_Exercise aim_
Wherever a line below holds the word "当B到达", copy that line.

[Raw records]
<<<<

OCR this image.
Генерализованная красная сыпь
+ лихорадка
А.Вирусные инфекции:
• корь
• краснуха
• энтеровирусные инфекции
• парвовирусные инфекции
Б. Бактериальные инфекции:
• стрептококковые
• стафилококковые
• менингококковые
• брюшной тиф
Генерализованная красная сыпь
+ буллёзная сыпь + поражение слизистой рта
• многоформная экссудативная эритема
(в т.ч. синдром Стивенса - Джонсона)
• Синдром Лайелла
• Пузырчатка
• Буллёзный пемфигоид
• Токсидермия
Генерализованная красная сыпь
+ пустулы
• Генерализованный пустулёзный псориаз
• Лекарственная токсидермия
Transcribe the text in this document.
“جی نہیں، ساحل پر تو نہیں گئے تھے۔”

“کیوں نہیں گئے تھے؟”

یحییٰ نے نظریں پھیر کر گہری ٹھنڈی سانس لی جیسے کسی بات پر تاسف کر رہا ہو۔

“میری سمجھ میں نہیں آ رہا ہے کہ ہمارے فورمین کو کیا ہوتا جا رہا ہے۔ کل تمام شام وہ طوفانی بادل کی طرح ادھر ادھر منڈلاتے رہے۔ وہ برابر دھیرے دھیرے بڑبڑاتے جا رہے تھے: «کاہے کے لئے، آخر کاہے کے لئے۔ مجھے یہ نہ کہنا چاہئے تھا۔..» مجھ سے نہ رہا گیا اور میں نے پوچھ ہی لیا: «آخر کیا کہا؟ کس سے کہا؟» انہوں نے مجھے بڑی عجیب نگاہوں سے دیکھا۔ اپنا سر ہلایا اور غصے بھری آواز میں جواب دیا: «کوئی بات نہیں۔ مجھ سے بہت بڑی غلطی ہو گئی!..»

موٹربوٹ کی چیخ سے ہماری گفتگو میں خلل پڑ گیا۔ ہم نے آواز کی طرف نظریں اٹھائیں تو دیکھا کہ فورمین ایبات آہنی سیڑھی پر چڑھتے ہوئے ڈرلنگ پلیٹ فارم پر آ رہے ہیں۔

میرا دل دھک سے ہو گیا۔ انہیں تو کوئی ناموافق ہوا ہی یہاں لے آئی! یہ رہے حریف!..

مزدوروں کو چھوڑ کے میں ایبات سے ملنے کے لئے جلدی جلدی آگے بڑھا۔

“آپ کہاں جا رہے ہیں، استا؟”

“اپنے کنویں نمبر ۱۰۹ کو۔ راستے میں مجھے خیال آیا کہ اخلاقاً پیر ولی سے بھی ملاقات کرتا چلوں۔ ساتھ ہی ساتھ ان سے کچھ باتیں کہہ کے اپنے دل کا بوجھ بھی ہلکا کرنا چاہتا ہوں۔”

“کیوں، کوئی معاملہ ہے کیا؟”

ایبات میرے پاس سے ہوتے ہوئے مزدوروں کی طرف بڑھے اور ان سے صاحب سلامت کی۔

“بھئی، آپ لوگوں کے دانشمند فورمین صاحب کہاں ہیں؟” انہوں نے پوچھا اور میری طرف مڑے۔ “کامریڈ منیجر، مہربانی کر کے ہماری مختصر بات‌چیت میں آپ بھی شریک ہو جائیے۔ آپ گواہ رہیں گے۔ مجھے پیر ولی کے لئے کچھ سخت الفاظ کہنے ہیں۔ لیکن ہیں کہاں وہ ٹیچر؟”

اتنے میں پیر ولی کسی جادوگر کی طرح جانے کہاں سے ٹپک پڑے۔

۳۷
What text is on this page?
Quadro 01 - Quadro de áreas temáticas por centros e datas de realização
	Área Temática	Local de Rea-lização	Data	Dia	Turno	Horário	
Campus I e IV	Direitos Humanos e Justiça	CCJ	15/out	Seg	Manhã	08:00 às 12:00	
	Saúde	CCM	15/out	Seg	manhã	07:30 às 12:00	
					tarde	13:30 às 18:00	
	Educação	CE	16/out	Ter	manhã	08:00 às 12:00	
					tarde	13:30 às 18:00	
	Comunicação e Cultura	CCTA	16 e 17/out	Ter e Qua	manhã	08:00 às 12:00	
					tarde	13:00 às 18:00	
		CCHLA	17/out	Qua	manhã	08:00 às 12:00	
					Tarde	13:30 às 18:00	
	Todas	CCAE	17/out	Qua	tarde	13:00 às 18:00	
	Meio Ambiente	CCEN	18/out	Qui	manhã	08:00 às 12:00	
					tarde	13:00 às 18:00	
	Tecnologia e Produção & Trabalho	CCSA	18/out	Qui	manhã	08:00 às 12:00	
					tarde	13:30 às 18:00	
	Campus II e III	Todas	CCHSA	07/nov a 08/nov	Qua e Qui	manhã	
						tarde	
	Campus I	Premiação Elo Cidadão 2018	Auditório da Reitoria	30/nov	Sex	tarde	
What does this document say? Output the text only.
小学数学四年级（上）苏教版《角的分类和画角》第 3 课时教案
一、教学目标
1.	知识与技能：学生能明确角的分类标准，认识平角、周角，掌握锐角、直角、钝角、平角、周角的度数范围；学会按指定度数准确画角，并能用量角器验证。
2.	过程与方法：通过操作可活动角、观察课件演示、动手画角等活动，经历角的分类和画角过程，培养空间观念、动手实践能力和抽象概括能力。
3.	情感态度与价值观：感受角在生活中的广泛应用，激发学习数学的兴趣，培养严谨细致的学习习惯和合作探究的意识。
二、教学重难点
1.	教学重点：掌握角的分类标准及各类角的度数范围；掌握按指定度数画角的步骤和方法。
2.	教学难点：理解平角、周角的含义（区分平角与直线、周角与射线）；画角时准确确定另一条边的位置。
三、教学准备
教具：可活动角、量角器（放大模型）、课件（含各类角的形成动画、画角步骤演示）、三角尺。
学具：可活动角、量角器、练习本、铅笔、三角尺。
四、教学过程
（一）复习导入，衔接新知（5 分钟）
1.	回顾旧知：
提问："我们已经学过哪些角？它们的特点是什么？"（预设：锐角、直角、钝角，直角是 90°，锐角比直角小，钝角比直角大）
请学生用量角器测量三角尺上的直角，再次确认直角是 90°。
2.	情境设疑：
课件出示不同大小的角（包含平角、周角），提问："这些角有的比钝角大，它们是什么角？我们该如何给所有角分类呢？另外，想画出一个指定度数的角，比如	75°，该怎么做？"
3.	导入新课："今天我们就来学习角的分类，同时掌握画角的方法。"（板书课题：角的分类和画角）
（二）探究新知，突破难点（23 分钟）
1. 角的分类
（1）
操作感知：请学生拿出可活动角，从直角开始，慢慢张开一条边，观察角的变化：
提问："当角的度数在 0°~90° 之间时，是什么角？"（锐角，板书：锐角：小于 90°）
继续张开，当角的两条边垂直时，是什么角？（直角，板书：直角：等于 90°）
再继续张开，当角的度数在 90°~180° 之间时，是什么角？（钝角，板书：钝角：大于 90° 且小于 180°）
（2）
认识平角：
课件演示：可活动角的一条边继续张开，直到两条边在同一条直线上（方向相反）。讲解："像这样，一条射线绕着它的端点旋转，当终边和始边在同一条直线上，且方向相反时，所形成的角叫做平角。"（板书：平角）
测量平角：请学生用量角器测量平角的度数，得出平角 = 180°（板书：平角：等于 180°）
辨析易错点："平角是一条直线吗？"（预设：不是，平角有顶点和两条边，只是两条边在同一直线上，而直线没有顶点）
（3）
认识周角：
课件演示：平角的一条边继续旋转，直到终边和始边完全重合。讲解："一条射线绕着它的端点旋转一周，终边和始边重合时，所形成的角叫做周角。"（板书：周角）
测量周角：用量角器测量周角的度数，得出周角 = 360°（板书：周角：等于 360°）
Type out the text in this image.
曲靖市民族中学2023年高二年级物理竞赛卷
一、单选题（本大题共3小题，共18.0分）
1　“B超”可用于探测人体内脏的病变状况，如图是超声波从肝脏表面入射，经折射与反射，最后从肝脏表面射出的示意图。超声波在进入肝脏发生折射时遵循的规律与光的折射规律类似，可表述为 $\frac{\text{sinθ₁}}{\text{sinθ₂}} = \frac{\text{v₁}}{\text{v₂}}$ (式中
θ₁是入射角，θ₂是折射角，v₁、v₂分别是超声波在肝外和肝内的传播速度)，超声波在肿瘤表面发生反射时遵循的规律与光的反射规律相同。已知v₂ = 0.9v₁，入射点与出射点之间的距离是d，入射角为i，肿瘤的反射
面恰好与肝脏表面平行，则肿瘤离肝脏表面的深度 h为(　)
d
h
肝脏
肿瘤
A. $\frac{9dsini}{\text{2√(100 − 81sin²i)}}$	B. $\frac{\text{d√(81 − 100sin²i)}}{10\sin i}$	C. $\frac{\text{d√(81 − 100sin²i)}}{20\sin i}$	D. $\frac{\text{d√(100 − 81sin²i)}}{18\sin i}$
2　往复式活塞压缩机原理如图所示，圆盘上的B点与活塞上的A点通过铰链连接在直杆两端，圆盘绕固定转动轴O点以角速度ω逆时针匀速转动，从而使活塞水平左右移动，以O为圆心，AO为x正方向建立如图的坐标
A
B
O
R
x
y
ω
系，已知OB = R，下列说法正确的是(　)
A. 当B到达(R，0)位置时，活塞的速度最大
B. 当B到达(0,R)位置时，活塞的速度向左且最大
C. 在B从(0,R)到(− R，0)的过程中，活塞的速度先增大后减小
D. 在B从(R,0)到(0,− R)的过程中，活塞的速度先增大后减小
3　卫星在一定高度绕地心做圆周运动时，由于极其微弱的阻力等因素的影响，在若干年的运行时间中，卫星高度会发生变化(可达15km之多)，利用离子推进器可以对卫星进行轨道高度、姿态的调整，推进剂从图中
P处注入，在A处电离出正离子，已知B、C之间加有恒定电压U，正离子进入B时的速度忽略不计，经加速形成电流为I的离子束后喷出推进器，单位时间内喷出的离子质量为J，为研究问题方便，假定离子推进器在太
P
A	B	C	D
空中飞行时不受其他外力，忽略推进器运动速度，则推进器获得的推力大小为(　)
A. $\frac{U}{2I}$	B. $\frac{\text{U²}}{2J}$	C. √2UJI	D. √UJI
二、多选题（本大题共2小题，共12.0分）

>>>>

_Result for this task_
A. 当B到达(R，0)位置时，活塞的速度最大
B. 当B到达(0,R)位置时，活塞的速度向左且最大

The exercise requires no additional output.